→ **What to work on**: Provide only the number of lines in the data below that contain the string "Pagamento".

→ **Working data**:
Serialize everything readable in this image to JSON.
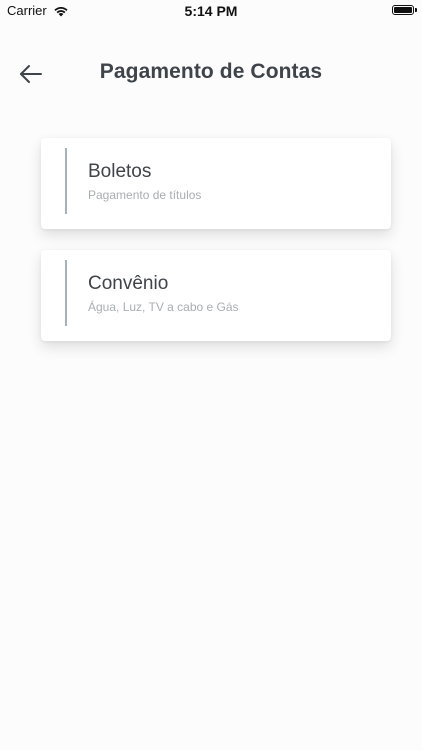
{
  "status_bar": {
    "carrier": "Carrier",
    "time": "5:14 PM",
    "wifi_icon": "wifi-icon",
    "battery_icon": "battery-icon"
  },
  "header": {
    "back_icon": "arrow-left-icon",
    "title": "Pagamento de Contas"
  },
  "options": [
    {
      "title": "Boletos",
      "subtitle": "Pagamento de títulos"
    },
    {
      "title": "Convênio",
      "subtitle": "Água, Luz, TV a cabo e Gás"
    }
  ],
  "colors": {
    "background": "#fcfcfc",
    "card": "#ffffff",
    "accent_bar": "#a7b1bb",
    "title_text": "#3f434a",
    "subtitle_text": "#a9aeb3"
  }
}
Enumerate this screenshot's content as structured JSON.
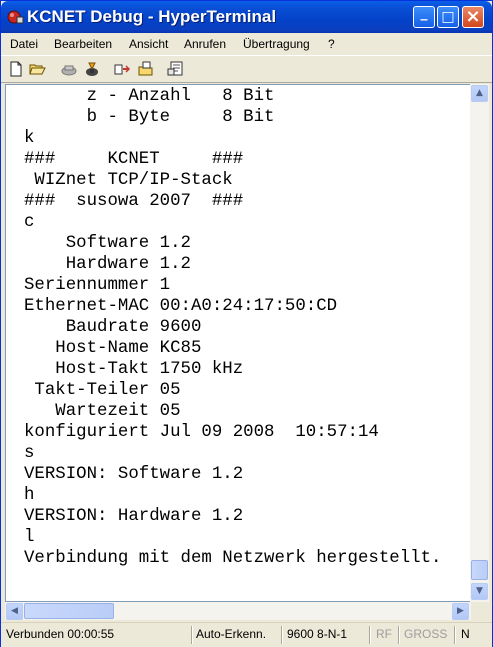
{
  "window": {
    "title": "KCNET Debug - HyperTerminal",
    "minimize_glyph": "_",
    "maximize_glyph": "□",
    "close_glyph": "×"
  },
  "menu": {
    "items": [
      {
        "label": "Datei"
      },
      {
        "label": "Bearbeiten"
      },
      {
        "label": "Ansicht"
      },
      {
        "label": "Anrufen"
      },
      {
        "label": "Übertragung"
      },
      {
        "label": "?"
      }
    ]
  },
  "toolbar": {
    "icons": [
      "new-icon",
      "open-icon",
      "disconnect-icon",
      "connect-icon",
      "send-icon",
      "receive-icon",
      "properties-icon"
    ]
  },
  "terminal": {
    "lines": [
      "      z - Anzahl   8 Bit",
      "      b - Byte     8 Bit",
      "k",
      "###     KCNET     ###",
      " WIZnet TCP/IP-Stack",
      "###  susowa 2007  ###",
      "c",
      "    Software 1.2",
      "    Hardware 1.2",
      "Seriennummer 1",
      "Ethernet-MAC 00:A0:24:17:50:CD",
      "    Baudrate 9600",
      "   Host-Name KC85",
      "   Host-Takt 1750 kHz",
      " Takt-Teiler 05",
      "   Wartezeit 05",
      "konfiguriert Jul 09 2008  10:57:14",
      "s",
      "VERSION: Software 1.2",
      "h",
      "VERSION: Hardware 1.2",
      "l",
      "Verbindung mit dem Netzwerk hergestellt."
    ]
  },
  "scrollbars": {
    "up_glyph": "▲",
    "down_glyph": "▼",
    "left_glyph": "◀",
    "right_glyph": "▶"
  },
  "status": {
    "connection": "Verbunden 00:00:55",
    "detect": "Auto-Erkenn.",
    "settings": "9600 8-N-1",
    "rf": "RF",
    "caps": "GROSS",
    "num": "N"
  }
}
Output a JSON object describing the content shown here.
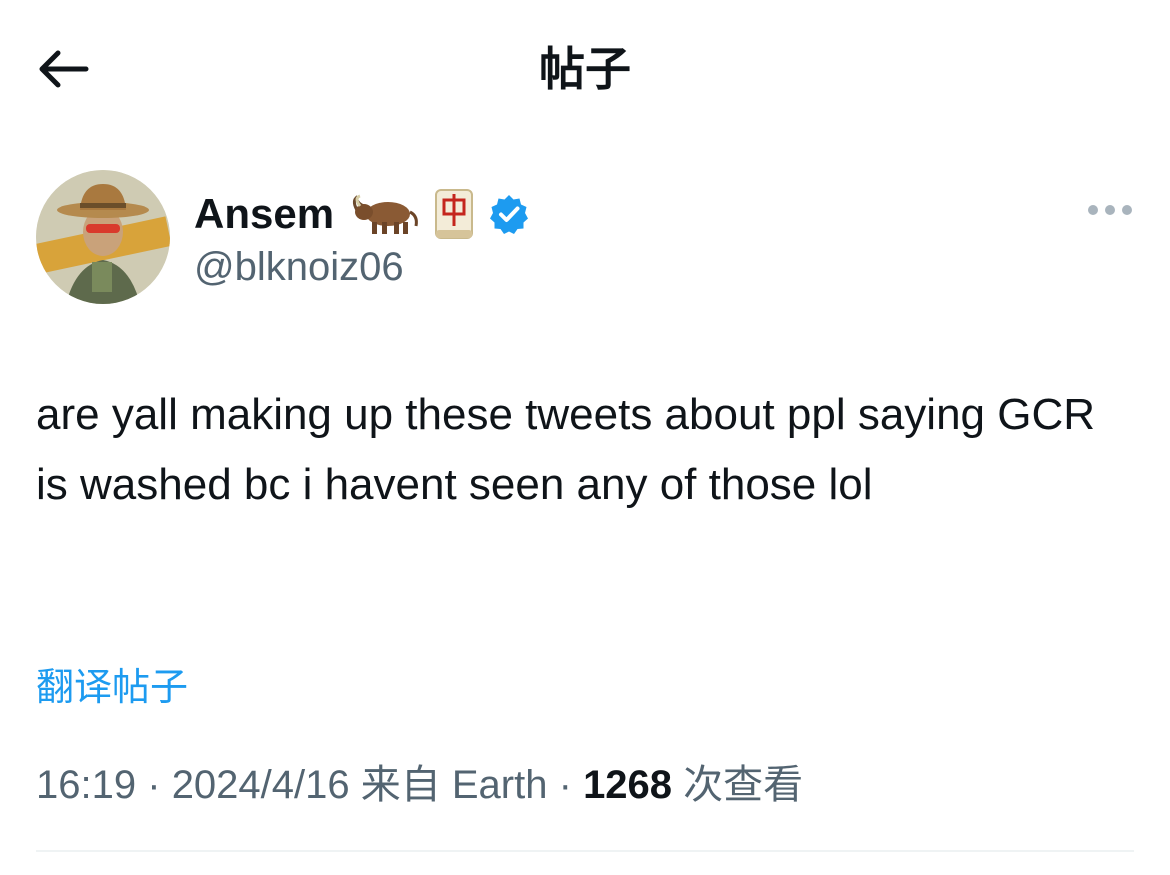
{
  "header": {
    "title": "帖子",
    "back_icon": "arrow-left-icon"
  },
  "author": {
    "display_name": "Ansem",
    "handle": "@blknoiz06",
    "badges": [
      "ox-emoji",
      "mahjong-red-dragon-emoji",
      "verified-badge-icon"
    ],
    "verified_color": "#1d9bf0"
  },
  "tweet": {
    "text": "are yall making up these tweets about ppl saying GCR is washed bc i havent seen any of those lol"
  },
  "translate": {
    "label": "翻译帖子"
  },
  "meta": {
    "time": "16:19",
    "date": "2024/4/16",
    "source": "来自 Earth",
    "views_count": "1268",
    "views_label": "次查看",
    "separator": "·"
  },
  "colors": {
    "text": "#0f1419",
    "secondary": "#536471",
    "link": "#1d9bf0",
    "divider": "#eff3f4"
  }
}
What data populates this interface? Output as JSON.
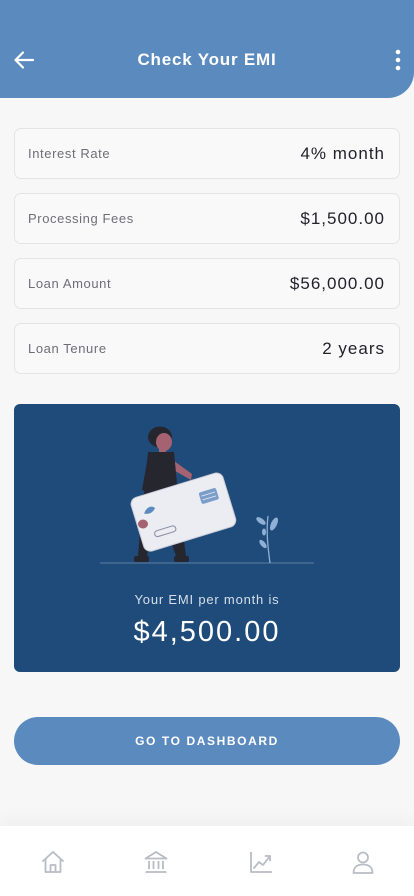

→ **Written answer**: 2